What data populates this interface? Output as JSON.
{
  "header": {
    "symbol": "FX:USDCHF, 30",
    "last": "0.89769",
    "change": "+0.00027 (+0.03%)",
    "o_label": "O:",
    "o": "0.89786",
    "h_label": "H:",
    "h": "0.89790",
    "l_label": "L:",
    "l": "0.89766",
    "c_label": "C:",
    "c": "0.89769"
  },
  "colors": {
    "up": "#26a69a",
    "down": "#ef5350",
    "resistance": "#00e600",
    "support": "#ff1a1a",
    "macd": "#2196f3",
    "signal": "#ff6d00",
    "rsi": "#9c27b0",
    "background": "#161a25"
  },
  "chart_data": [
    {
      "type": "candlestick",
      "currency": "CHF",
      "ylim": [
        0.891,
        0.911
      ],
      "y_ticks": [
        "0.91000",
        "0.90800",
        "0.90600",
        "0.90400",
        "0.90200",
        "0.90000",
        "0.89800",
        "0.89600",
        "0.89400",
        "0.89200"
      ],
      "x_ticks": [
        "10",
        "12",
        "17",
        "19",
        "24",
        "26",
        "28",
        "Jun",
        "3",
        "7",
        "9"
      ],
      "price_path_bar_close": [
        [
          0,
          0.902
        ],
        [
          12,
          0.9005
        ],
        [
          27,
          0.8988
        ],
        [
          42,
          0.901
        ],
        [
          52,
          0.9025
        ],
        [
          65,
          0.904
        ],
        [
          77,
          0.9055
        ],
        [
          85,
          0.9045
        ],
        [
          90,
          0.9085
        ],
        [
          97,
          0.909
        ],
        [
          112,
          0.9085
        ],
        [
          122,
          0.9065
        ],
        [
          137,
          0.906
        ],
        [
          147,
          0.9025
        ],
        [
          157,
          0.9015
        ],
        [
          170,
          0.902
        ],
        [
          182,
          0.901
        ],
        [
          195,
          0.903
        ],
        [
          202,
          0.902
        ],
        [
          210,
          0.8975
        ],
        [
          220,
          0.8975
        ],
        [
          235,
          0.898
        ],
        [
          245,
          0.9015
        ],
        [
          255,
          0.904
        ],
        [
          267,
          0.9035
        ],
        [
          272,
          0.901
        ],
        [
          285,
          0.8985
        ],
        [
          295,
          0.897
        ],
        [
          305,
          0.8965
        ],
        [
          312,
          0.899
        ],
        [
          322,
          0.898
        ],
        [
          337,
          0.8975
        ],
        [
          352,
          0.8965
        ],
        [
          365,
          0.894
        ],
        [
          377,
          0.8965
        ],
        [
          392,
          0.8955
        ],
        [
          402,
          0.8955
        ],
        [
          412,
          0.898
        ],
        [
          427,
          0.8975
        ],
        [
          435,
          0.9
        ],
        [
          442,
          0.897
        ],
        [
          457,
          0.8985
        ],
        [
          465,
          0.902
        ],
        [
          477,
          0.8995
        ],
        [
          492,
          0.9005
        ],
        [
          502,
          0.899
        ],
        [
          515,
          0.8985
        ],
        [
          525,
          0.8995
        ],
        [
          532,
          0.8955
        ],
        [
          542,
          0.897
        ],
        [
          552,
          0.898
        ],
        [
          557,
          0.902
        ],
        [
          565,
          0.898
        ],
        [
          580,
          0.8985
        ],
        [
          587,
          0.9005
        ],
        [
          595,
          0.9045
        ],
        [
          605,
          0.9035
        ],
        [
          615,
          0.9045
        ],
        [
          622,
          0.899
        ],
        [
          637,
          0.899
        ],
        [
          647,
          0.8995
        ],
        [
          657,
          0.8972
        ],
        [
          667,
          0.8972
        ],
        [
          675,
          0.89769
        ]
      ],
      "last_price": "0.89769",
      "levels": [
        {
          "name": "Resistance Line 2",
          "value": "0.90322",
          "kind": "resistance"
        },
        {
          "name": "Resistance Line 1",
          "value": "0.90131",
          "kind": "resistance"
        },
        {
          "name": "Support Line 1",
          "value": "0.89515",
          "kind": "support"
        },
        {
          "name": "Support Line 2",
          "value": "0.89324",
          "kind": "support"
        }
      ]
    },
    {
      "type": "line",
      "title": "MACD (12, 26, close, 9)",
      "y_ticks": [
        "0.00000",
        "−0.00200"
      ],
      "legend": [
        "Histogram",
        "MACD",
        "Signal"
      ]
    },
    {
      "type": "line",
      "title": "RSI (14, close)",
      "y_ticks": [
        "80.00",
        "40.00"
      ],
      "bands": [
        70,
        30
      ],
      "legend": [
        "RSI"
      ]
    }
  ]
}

§ Task directions
All of the data needs to be printed once more, exactly.

§ Problem solution
What data populates this interface? Output as JSON.
{
  "header": {
    "symbol": "FX:USDCHF, 30",
    "last": "0.89769",
    "change": "+0.00027 (+0.03%)",
    "o_label": "O:",
    "o": "0.89786",
    "h_label": "H:",
    "h": "0.89790",
    "l_label": "L:",
    "l": "0.89766",
    "c_label": "C:",
    "c": "0.89769"
  },
  "colors": {
    "up": "#26a69a",
    "down": "#ef5350",
    "resistance": "#00e600",
    "support": "#ff1a1a",
    "macd": "#2196f3",
    "signal": "#ff6d00",
    "rsi": "#9c27b0",
    "background": "#161a25"
  },
  "chart_data": [
    {
      "type": "candlestick",
      "currency": "CHF",
      "ylim": [
        0.891,
        0.911
      ],
      "y_ticks": [
        "0.91000",
        "0.90800",
        "0.90600",
        "0.90400",
        "0.90200",
        "0.90000",
        "0.89800",
        "0.89600",
        "0.89400",
        "0.89200"
      ],
      "x_ticks": [
        "10",
        "12",
        "17",
        "19",
        "24",
        "26",
        "28",
        "Jun",
        "3",
        "7",
        "9"
      ],
      "price_path_bar_close": [
        [
          0,
          0.902
        ],
        [
          12,
          0.9005
        ],
        [
          27,
          0.8988
        ],
        [
          42,
          0.901
        ],
        [
          52,
          0.9025
        ],
        [
          65,
          0.904
        ],
        [
          77,
          0.9055
        ],
        [
          85,
          0.9045
        ],
        [
          90,
          0.9085
        ],
        [
          97,
          0.909
        ],
        [
          112,
          0.9085
        ],
        [
          122,
          0.9065
        ],
        [
          137,
          0.906
        ],
        [
          147,
          0.9025
        ],
        [
          157,
          0.9015
        ],
        [
          170,
          0.902
        ],
        [
          182,
          0.901
        ],
        [
          195,
          0.903
        ],
        [
          202,
          0.902
        ],
        [
          210,
          0.8975
        ],
        [
          220,
          0.8975
        ],
        [
          235,
          0.898
        ],
        [
          245,
          0.9015
        ],
        [
          255,
          0.904
        ],
        [
          267,
          0.9035
        ],
        [
          272,
          0.901
        ],
        [
          285,
          0.8985
        ],
        [
          295,
          0.897
        ],
        [
          305,
          0.8965
        ],
        [
          312,
          0.899
        ],
        [
          322,
          0.898
        ],
        [
          337,
          0.8975
        ],
        [
          352,
          0.8965
        ],
        [
          365,
          0.894
        ],
        [
          377,
          0.8965
        ],
        [
          392,
          0.8955
        ],
        [
          402,
          0.8955
        ],
        [
          412,
          0.898
        ],
        [
          427,
          0.8975
        ],
        [
          435,
          0.9
        ],
        [
          442,
          0.897
        ],
        [
          457,
          0.8985
        ],
        [
          465,
          0.902
        ],
        [
          477,
          0.8995
        ],
        [
          492,
          0.9005
        ],
        [
          502,
          0.899
        ],
        [
          515,
          0.8985
        ],
        [
          525,
          0.8995
        ],
        [
          532,
          0.8955
        ],
        [
          542,
          0.897
        ],
        [
          552,
          0.898
        ],
        [
          557,
          0.902
        ],
        [
          565,
          0.898
        ],
        [
          580,
          0.8985
        ],
        [
          587,
          0.9005
        ],
        [
          595,
          0.9045
        ],
        [
          605,
          0.9035
        ],
        [
          615,
          0.9045
        ],
        [
          622,
          0.899
        ],
        [
          637,
          0.899
        ],
        [
          647,
          0.8995
        ],
        [
          657,
          0.8972
        ],
        [
          667,
          0.8972
        ],
        [
          675,
          0.89769
        ]
      ],
      "last_price": "0.89769",
      "levels": [
        {
          "name": "Resistance Line 2",
          "value": "0.90322",
          "kind": "resistance"
        },
        {
          "name": "Resistance Line 1",
          "value": "0.90131",
          "kind": "resistance"
        },
        {
          "name": "Support Line 1",
          "value": "0.89515",
          "kind": "support"
        },
        {
          "name": "Support Line 2",
          "value": "0.89324",
          "kind": "support"
        }
      ]
    },
    {
      "type": "line",
      "title": "MACD (12, 26, close, 9)",
      "y_ticks": [
        "0.00000",
        "−0.00200"
      ],
      "legend": [
        "Histogram",
        "MACD",
        "Signal"
      ]
    },
    {
      "type": "line",
      "title": "RSI (14, close)",
      "y_ticks": [
        "80.00",
        "40.00"
      ],
      "bands": [
        70,
        30
      ],
      "legend": [
        "RSI"
      ]
    }
  ]
}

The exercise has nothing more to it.